*EXERCISE MATERIALS*
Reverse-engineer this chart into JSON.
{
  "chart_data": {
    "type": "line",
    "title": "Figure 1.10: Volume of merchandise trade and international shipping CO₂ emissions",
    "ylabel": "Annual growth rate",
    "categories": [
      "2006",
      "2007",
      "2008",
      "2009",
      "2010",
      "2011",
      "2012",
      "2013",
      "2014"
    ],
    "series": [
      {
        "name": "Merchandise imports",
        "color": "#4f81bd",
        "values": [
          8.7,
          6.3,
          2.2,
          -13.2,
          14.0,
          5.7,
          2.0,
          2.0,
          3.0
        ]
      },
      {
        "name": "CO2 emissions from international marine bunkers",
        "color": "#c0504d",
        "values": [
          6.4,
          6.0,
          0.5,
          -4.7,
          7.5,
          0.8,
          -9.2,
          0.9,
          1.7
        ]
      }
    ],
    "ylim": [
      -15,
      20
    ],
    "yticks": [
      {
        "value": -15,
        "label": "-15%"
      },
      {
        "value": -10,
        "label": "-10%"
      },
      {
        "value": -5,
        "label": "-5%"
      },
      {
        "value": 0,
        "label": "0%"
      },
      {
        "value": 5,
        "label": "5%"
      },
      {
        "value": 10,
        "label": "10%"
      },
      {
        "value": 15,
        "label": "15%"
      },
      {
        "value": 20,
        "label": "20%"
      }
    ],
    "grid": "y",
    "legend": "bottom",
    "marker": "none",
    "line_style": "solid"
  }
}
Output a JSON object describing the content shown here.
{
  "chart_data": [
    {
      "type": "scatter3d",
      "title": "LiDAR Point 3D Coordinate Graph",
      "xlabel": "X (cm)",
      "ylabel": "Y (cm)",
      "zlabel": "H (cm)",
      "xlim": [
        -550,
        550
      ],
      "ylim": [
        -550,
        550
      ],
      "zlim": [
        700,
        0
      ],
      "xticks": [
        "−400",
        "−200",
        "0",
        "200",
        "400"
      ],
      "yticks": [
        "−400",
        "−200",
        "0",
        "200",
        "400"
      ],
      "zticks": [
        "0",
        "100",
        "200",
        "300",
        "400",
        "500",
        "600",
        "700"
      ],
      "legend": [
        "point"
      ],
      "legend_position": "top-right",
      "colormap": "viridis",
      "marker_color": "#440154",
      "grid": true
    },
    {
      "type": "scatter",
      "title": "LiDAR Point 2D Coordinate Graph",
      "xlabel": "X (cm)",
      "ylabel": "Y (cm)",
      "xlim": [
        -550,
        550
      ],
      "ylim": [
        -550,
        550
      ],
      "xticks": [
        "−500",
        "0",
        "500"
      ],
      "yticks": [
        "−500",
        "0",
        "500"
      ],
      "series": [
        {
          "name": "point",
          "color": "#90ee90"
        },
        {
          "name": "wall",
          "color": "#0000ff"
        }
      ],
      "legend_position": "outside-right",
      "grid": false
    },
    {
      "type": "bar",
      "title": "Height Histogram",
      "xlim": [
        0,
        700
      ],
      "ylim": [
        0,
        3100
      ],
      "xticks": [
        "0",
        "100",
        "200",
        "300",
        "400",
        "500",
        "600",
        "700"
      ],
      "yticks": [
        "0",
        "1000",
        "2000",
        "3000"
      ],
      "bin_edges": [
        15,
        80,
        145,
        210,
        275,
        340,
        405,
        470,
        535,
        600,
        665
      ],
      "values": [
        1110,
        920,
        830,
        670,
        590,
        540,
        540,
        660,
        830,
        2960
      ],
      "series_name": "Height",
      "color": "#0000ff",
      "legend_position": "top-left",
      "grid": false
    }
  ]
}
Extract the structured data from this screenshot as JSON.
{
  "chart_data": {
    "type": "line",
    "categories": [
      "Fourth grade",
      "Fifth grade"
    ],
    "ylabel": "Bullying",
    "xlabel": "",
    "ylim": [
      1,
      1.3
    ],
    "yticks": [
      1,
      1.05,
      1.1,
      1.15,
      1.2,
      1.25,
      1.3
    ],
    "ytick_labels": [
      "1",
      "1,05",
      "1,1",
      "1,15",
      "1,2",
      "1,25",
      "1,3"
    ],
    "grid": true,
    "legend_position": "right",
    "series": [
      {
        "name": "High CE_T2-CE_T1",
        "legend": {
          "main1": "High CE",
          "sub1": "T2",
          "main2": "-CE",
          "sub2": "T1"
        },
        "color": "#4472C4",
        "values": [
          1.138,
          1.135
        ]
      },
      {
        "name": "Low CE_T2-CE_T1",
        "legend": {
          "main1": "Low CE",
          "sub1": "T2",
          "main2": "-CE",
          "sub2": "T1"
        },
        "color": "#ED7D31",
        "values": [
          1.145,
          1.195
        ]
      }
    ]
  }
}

*WHAT TO DO*
Reproduce the listing shown above in its entirety, exactly.

*RESULT OF THE TASK*
Reverse-engineer this chart into JSON.
{
  "chart_data": {
    "type": "line",
    "title": "Figure 1.10: Volume of merchandise trade and international shipping CO₂ emissions",
    "ylabel": "Annual growth rate",
    "categories": [
      "2006",
      "2007",
      "2008",
      "2009",
      "2010",
      "2011",
      "2012",
      "2013",
      "2014"
    ],
    "series": [
      {
        "name": "Merchandise imports",
        "color": "#4f81bd",
        "values": [
          8.7,
          6.3,
          2.2,
          -13.2,
          14.0,
          5.7,
          2.0,
          2.0,
          3.0
        ]
      },
      {
        "name": "CO2 emissions from international marine bunkers",
        "color": "#c0504d",
        "values": [
          6.4,
          6.0,
          0.5,
          -4.7,
          7.5,
          0.8,
          -9.2,
          0.9,
          1.7
        ]
      }
    ],
    "ylim": [
      -15,
      20
    ],
    "yticks": [
      {
        "value": -15,
        "label": "-15%"
      },
      {
        "value": -10,
        "label": "-10%"
      },
      {
        "value": -5,
        "label": "-5%"
      },
      {
        "value": 0,
        "label": "0%"
      },
      {
        "value": 5,
        "label": "5%"
      },
      {
        "value": 10,
        "label": "10%"
      },
      {
        "value": 15,
        "label": "15%"
      },
      {
        "value": 20,
        "label": "20%"
      }
    ],
    "grid": "y",
    "legend": "bottom",
    "marker": "none",
    "line_style": "solid"
  }
}
Output a JSON object describing the content shown here.
{
  "chart_data": [
    {
      "type": "scatter3d",
      "title": "LiDAR Point 3D Coordinate Graph",
      "xlabel": "X (cm)",
      "ylabel": "Y (cm)",
      "zlabel": "H (cm)",
      "xlim": [
        -550,
        550
      ],
      "ylim": [
        -550,
        550
      ],
      "zlim": [
        700,
        0
      ],
      "xticks": [
        "−400",
        "−200",
        "0",
        "200",
        "400"
      ],
      "yticks": [
        "−400",
        "−200",
        "0",
        "200",
        "400"
      ],
      "zticks": [
        "0",
        "100",
        "200",
        "300",
        "400",
        "500",
        "600",
        "700"
      ],
      "legend": [
        "point"
      ],
      "legend_position": "top-right",
      "colormap": "viridis",
      "marker_color": "#440154",
      "grid": true
    },
    {
      "type": "scatter",
      "title": "LiDAR Point 2D Coordinate Graph",
      "xlabel": "X (cm)",
      "ylabel": "Y (cm)",
      "xlim": [
        -550,
        550
      ],
      "ylim": [
        -550,
        550
      ],
      "xticks": [
        "−500",
        "0",
        "500"
      ],
      "yticks": [
        "−500",
        "0",
        "500"
      ],
      "series": [
        {
          "name": "point",
          "color": "#90ee90"
        },
        {
          "name": "wall",
          "color": "#0000ff"
        }
      ],
      "legend_position": "outside-right",
      "grid": false
    },
    {
      "type": "bar",
      "title": "Height Histogram",
      "xlim": [
        0,
        700
      ],
      "ylim": [
        0,
        3100
      ],
      "xticks": [
        "0",
        "100",
        "200",
        "300",
        "400",
        "500",
        "600",
        "700"
      ],
      "yticks": [
        "0",
        "1000",
        "2000",
        "3000"
      ],
      "bin_edges": [
        15,
        80,
        145,
        210,
        275,
        340,
        405,
        470,
        535,
        600,
        665
      ],
      "values": [
        1110,
        920,
        830,
        670,
        590,
        540,
        540,
        660,
        830,
        2960
      ],
      "series_name": "Height",
      "color": "#0000ff",
      "legend_position": "top-left",
      "grid": false
    }
  ]
}
Extract the structured data from this screenshot as JSON.
{
  "chart_data": {
    "type": "line",
    "categories": [
      "Fourth grade",
      "Fifth grade"
    ],
    "ylabel": "Bullying",
    "xlabel": "",
    "ylim": [
      1,
      1.3
    ],
    "yticks": [
      1,
      1.05,
      1.1,
      1.15,
      1.2,
      1.25,
      1.3
    ],
    "ytick_labels": [
      "1",
      "1,05",
      "1,1",
      "1,15",
      "1,2",
      "1,25",
      "1,3"
    ],
    "grid": true,
    "legend_position": "right",
    "series": [
      {
        "name": "High CE_T2-CE_T1",
        "legend": {
          "main1": "High CE",
          "sub1": "T2",
          "main2": "-CE",
          "sub2": "T1"
        },
        "color": "#4472C4",
        "values": [
          1.138,
          1.135
        ]
      },
      {
        "name": "Low CE_T2-CE_T1",
        "legend": {
          "main1": "Low CE",
          "sub1": "T2",
          "main2": "-CE",
          "sub2": "T1"
        },
        "color": "#ED7D31",
        "values": [
          1.145,
          1.195
        ]
      }
    ]
  }
}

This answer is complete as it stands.